→ **Exercise prompt**
Look below for the line with "Enumerate this screenshot's", then repeat it and all lines after it, exactly, minus any pictures.

→ **Given data**
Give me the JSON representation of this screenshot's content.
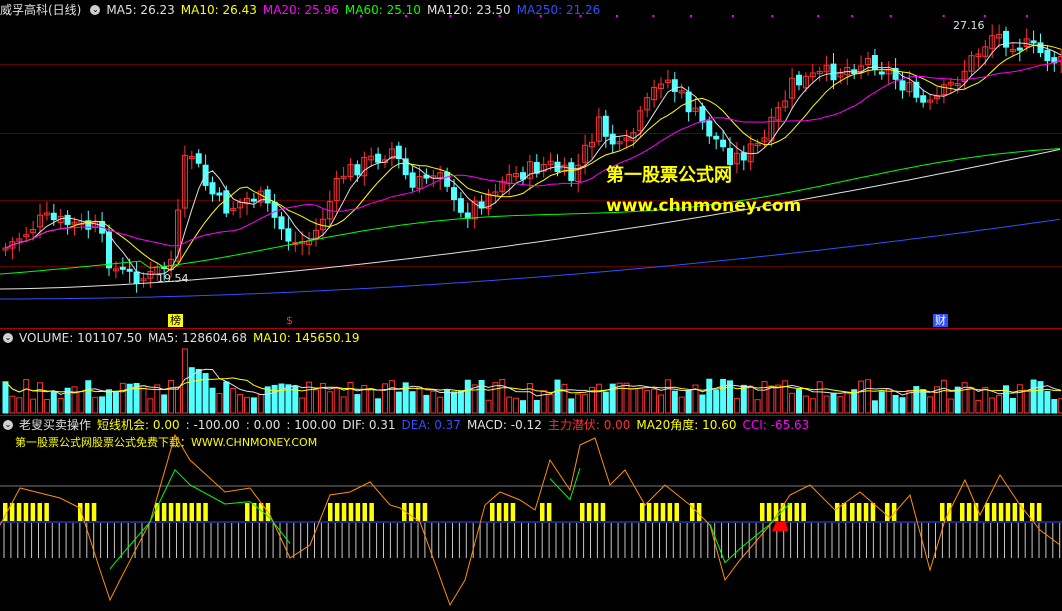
{
  "main_panel": {
    "title": "威孚高科(日线)",
    "indicators": [
      {
        "text": "MA5: 26.23",
        "color": "#e0e0e0"
      },
      {
        "text": "MA10: 26.43",
        "color": "#ffff00"
      },
      {
        "text": "MA20: 25.96",
        "color": "#ff00ff"
      },
      {
        "text": "MA60: 25.10",
        "color": "#00ff00"
      },
      {
        "text": "MA120: 23.50",
        "color": "#e0e0e0"
      },
      {
        "text": "MA250: 21.26",
        "color": "#3050ff"
      }
    ],
    "high_label": "27.16",
    "low_label": "19.54",
    "badges": {
      "bang": "榜",
      "s": "$",
      "cai": "财"
    }
  },
  "watermark": {
    "line1": "第一股票公式网",
    "line2": "www.chnmoney.com"
  },
  "volume_panel": {
    "items": [
      {
        "text": "VOLUME: 101107.50",
        "color": "#e0e0e0"
      },
      {
        "text": "MA5: 128604.68",
        "color": "#e0e0e0"
      },
      {
        "text": "MA10: 145650.19",
        "color": "#ffff00"
      }
    ]
  },
  "indicator_panel": {
    "items": [
      {
        "text": "老叟买卖操作",
        "color": "#e0e0e0"
      },
      {
        "text": "短线机会: 0.00",
        "color": "#ffff00"
      },
      {
        "text": ": -100.00",
        "color": "#e0e0e0"
      },
      {
        "text": ": 0.00",
        "color": "#e0e0e0"
      },
      {
        "text": ": 100.00",
        "color": "#e0e0e0"
      },
      {
        "text": "DIF: 0.31",
        "color": "#e0e0e0"
      },
      {
        "text": "DEA: 0.37",
        "color": "#3050ff"
      },
      {
        "text": "MACD: -0.12",
        "color": "#e0e0e0"
      },
      {
        "text": "主力潜伏: 0.00",
        "color": "#ff3030"
      },
      {
        "text": "MA20角度: 10.60",
        "color": "#ffff00"
      },
      {
        "text": "CCI: -65.63",
        "color": "#ff00ff"
      }
    ],
    "subtitle": "第一股票公式网股票公式免费下载：WWW.CHNMONEY.COM"
  },
  "colors": {
    "up": "#ff3232",
    "down": "#54ffff",
    "grid": "#8b0000",
    "ma5": "#e0e0e0",
    "ma10": "#ffff00",
    "ma20": "#ff00ff",
    "ma60": "#00ff00",
    "ma120": "#e0e0e0",
    "ma250": "#3050ff",
    "signal": "#ffff00"
  },
  "icons": {
    "panel_toggle": "circle-chevron-icon"
  }
}
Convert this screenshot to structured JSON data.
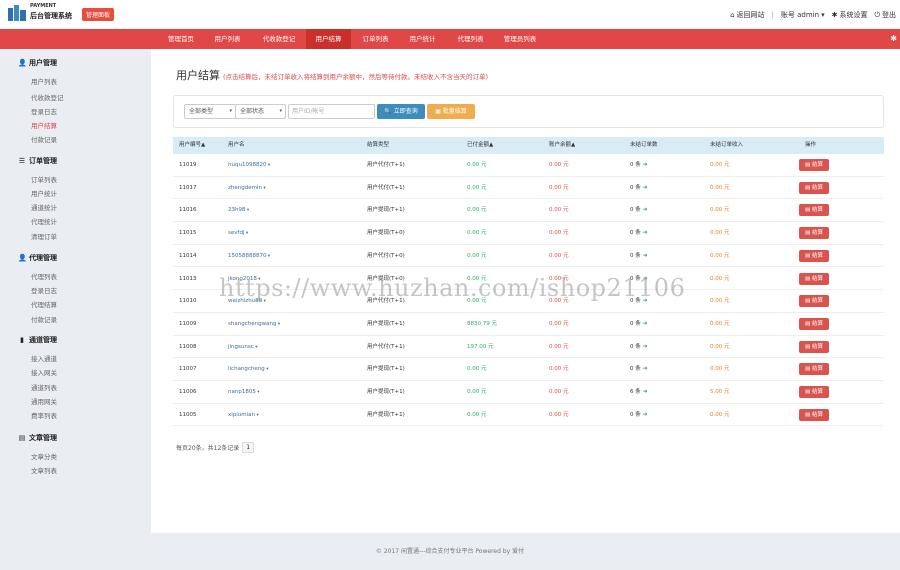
{
  "header": {
    "brand_sub": "PAYMENT",
    "brand": "后台管理系统",
    "badge": "管理面板",
    "links": {
      "home": "返回网站",
      "account": "账号 admin",
      "settings": "系统设置",
      "logout": "登出"
    }
  },
  "nav": {
    "tabs": [
      "管理首页",
      "用户列表",
      "代收款登记",
      "用户结算",
      "订单列表",
      "用户统计",
      "代理列表",
      "管理员列表"
    ],
    "active_index": 3
  },
  "sidebar": {
    "groups": [
      {
        "title": "用户管理",
        "icon": "user-icon",
        "items": [
          "用户列表",
          "代收款登记",
          "登录日志",
          "用户结算",
          "付款记录"
        ]
      },
      {
        "title": "订单管理",
        "icon": "list-icon",
        "items": [
          "订单列表",
          "用户统计",
          "通道统计",
          "代理统计",
          "清理订单"
        ]
      },
      {
        "title": "代理管理",
        "icon": "user-icon",
        "items": [
          "代理列表",
          "登录日志",
          "代理结算",
          "付款记录"
        ]
      },
      {
        "title": "通道管理",
        "icon": "signal-icon",
        "items": [
          "接入通道",
          "接入网关",
          "通道列表",
          "通用网关",
          "费率列表"
        ]
      },
      {
        "title": "文章管理",
        "icon": "book-icon",
        "items": [
          "文章分类",
          "文章列表"
        ]
      }
    ],
    "active_item": "用户结算"
  },
  "main": {
    "title": "用户结算",
    "note": "(点击结算后，未结订单收入将结算到用户余额中，然后等待付款。未结收入不含当天的订单)",
    "filters": {
      "select1": "全部类型",
      "select2": "全部状态",
      "search_placeholder": "用户ID/帐号",
      "query_button": "立即查询",
      "batch_button": "批量结算"
    },
    "table": {
      "headers": [
        "用户编号▲",
        "用户名",
        "结算类型",
        "已付金额▲",
        "账户余额▲",
        "未结订单数",
        "未结订单收入",
        "操作"
      ],
      "rows": [
        {
          "id": "11019",
          "name": "huqu1098820",
          "type": "用户代付(T+1)",
          "paid": "0.00 元",
          "balance": "0.00 元",
          "count": "0 条",
          "income": "0.00 元",
          "op": "结算"
        },
        {
          "id": "11017",
          "name": "zhengdemin",
          "type": "用户代付(T+1)",
          "paid": "0.00 元",
          "balance": "0.00 元",
          "count": "0 条",
          "income": "0.00 元",
          "op": "结算"
        },
        {
          "id": "11016",
          "name": "23h98",
          "type": "用户提现(T+1)",
          "paid": "0.00 元",
          "balance": "0.00 元",
          "count": "0 条",
          "income": "0.00 元",
          "op": "结算"
        },
        {
          "id": "11015",
          "name": "sevfdj",
          "type": "用户提现(T+0)",
          "paid": "0.00 元",
          "balance": "0.00 元",
          "count": "0 条",
          "income": "0.00 元",
          "op": "结算"
        },
        {
          "id": "11014",
          "name": "15058888870",
          "type": "用户代付(T+0)",
          "paid": "0.00 元",
          "balance": "0.00 元",
          "count": "0 条",
          "income": "0.00 元",
          "op": "结算"
        },
        {
          "id": "11013",
          "name": "jkong2018",
          "type": "用户提现(T+0)",
          "paid": "0.00 元",
          "balance": "0.00 元",
          "count": "0 条",
          "income": "0.00 元",
          "op": "结算"
        },
        {
          "id": "11010",
          "name": "weizhizhu88",
          "type": "用户代付(T+1)",
          "paid": "0.00 元",
          "balance": "0.00 元",
          "count": "0 条",
          "income": "0.00 元",
          "op": "结算"
        },
        {
          "id": "11009",
          "name": "shangchengwang",
          "type": "用户提现(T+1)",
          "paid": "8830.79 元",
          "balance": "0.00 元",
          "count": "0 条",
          "income": "0.00 元",
          "op": "结算"
        },
        {
          "id": "11008",
          "name": "jingsunsc",
          "type": "用户代付(T+1)",
          "paid": "197.00 元",
          "balance": "0.00 元",
          "count": "0 条",
          "income": "0.00 元",
          "op": "结算"
        },
        {
          "id": "11007",
          "name": "lichangcheng",
          "type": "用户提现(T+1)",
          "paid": "0.00 元",
          "balance": "0.00 元",
          "count": "0 条",
          "income": "0.00 元",
          "op": "结算"
        },
        {
          "id": "11006",
          "name": "nanp1805",
          "type": "用户提现(T+1)",
          "paid": "0.00 元",
          "balance": "0.00 元",
          "count": "6 条",
          "income": "5.00 元",
          "op": "结算"
        },
        {
          "id": "11005",
          "name": "xiplumian",
          "type": "用户提现(T+1)",
          "paid": "0.00 元",
          "balance": "0.00 元",
          "count": "0 条",
          "income": "0.00 元",
          "op": "结算"
        }
      ]
    },
    "pager": {
      "summary": "每页20条，共12条记录",
      "current": "1"
    }
  },
  "footer": {
    "text": "© 2017 闲置通---综合支付专业平台 Powered by 爱付"
  },
  "watermark": "https://www.huzhan.com/ishop21106"
}
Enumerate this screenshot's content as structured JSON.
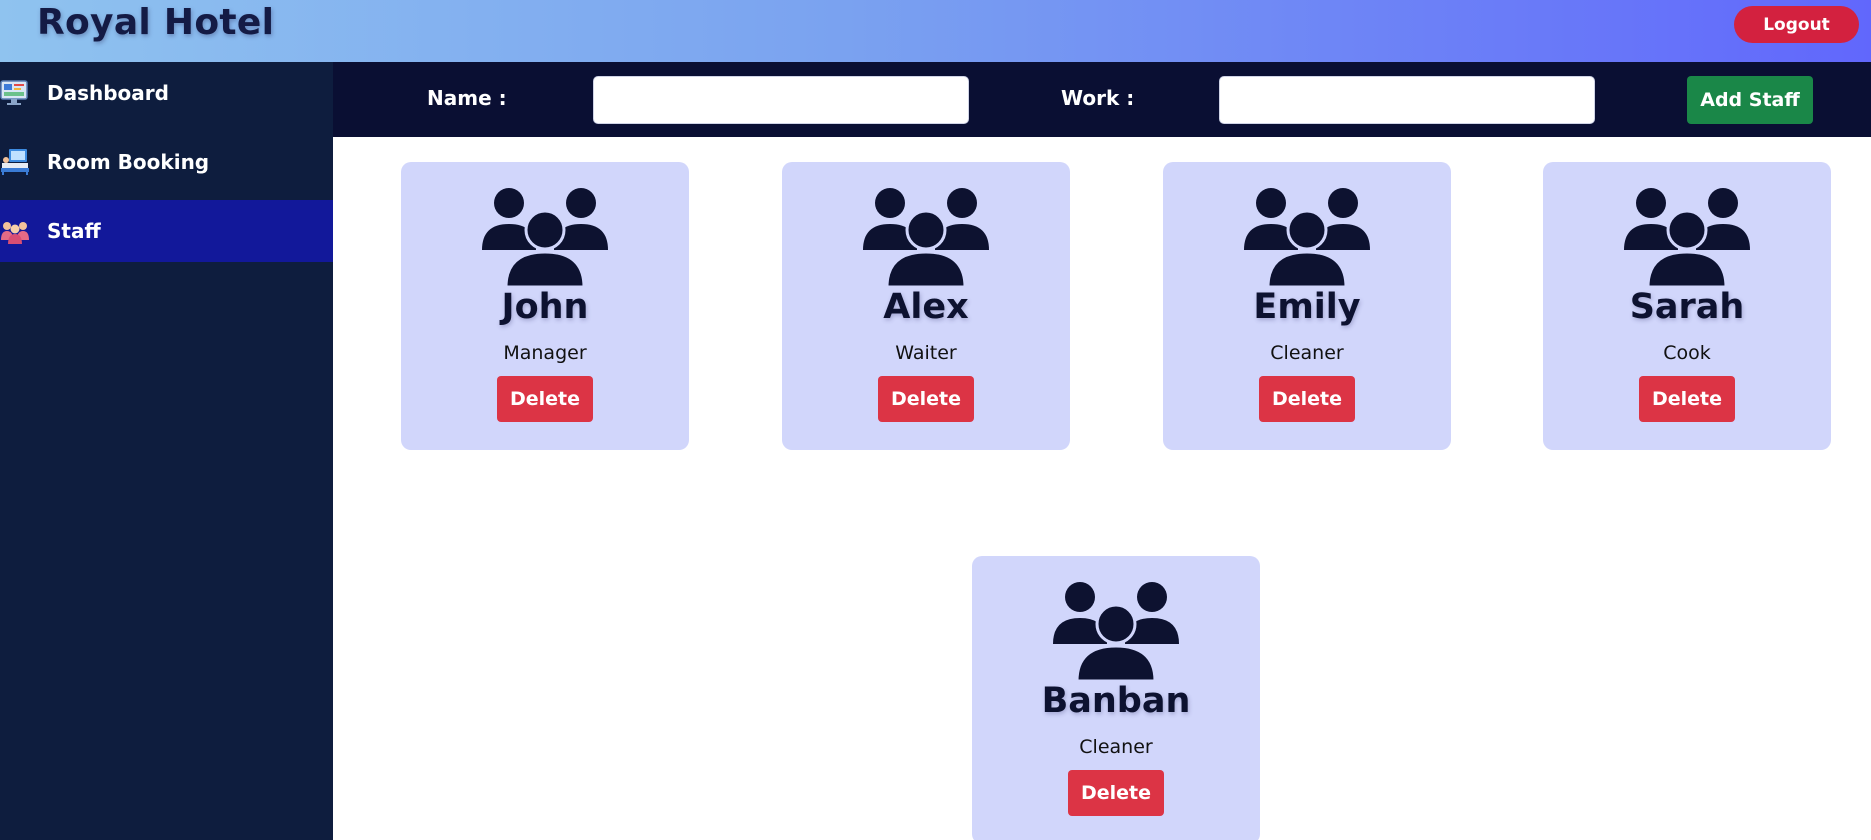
{
  "app": {
    "title": "Royal Hotel",
    "logout_label": "Logout"
  },
  "sidebar": {
    "items": [
      {
        "label": "Dashboard",
        "icon": "dashboard-icon",
        "active": false
      },
      {
        "label": "Room Booking",
        "icon": "room-booking-icon",
        "active": false
      },
      {
        "label": "Staff",
        "icon": "staff-icon",
        "active": true
      }
    ]
  },
  "form": {
    "name_label": "Name :",
    "name_value": "",
    "work_label": "Work :",
    "work_value": "",
    "add_label": "Add Staff"
  },
  "staff": [
    {
      "name": "John",
      "role": "Manager",
      "delete_label": "Delete"
    },
    {
      "name": "Alex",
      "role": "Waiter",
      "delete_label": "Delete"
    },
    {
      "name": "Emily",
      "role": "Cleaner",
      "delete_label": "Delete"
    },
    {
      "name": "Sarah",
      "role": "Cook",
      "delete_label": "Delete"
    },
    {
      "name": "Banban",
      "role": "Cleaner",
      "delete_label": "Delete"
    }
  ],
  "colors": {
    "sidebar_bg": "#0e1d3e",
    "active_item": "#12189a",
    "formbar_bg": "#0a0f33",
    "card_bg": "#d1d6fb",
    "delete": "#dc3445",
    "add": "#1a8748",
    "logout": "#d3213f"
  }
}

→ **Task answer**
Enumerate this screenshot's content as structured JSON.
{
  "app": {
    "title": "Royal Hotel",
    "logout_label": "Logout"
  },
  "sidebar": {
    "items": [
      {
        "label": "Dashboard",
        "icon": "dashboard-icon",
        "active": false
      },
      {
        "label": "Room Booking",
        "icon": "room-booking-icon",
        "active": false
      },
      {
        "label": "Staff",
        "icon": "staff-icon",
        "active": true
      }
    ]
  },
  "form": {
    "name_label": "Name :",
    "name_value": "",
    "work_label": "Work :",
    "work_value": "",
    "add_label": "Add Staff"
  },
  "staff": [
    {
      "name": "John",
      "role": "Manager",
      "delete_label": "Delete"
    },
    {
      "name": "Alex",
      "role": "Waiter",
      "delete_label": "Delete"
    },
    {
      "name": "Emily",
      "role": "Cleaner",
      "delete_label": "Delete"
    },
    {
      "name": "Sarah",
      "role": "Cook",
      "delete_label": "Delete"
    },
    {
      "name": "Banban",
      "role": "Cleaner",
      "delete_label": "Delete"
    }
  ],
  "colors": {
    "sidebar_bg": "#0e1d3e",
    "active_item": "#12189a",
    "formbar_bg": "#0a0f33",
    "card_bg": "#d1d6fb",
    "delete": "#dc3445",
    "add": "#1a8748",
    "logout": "#d3213f"
  }
}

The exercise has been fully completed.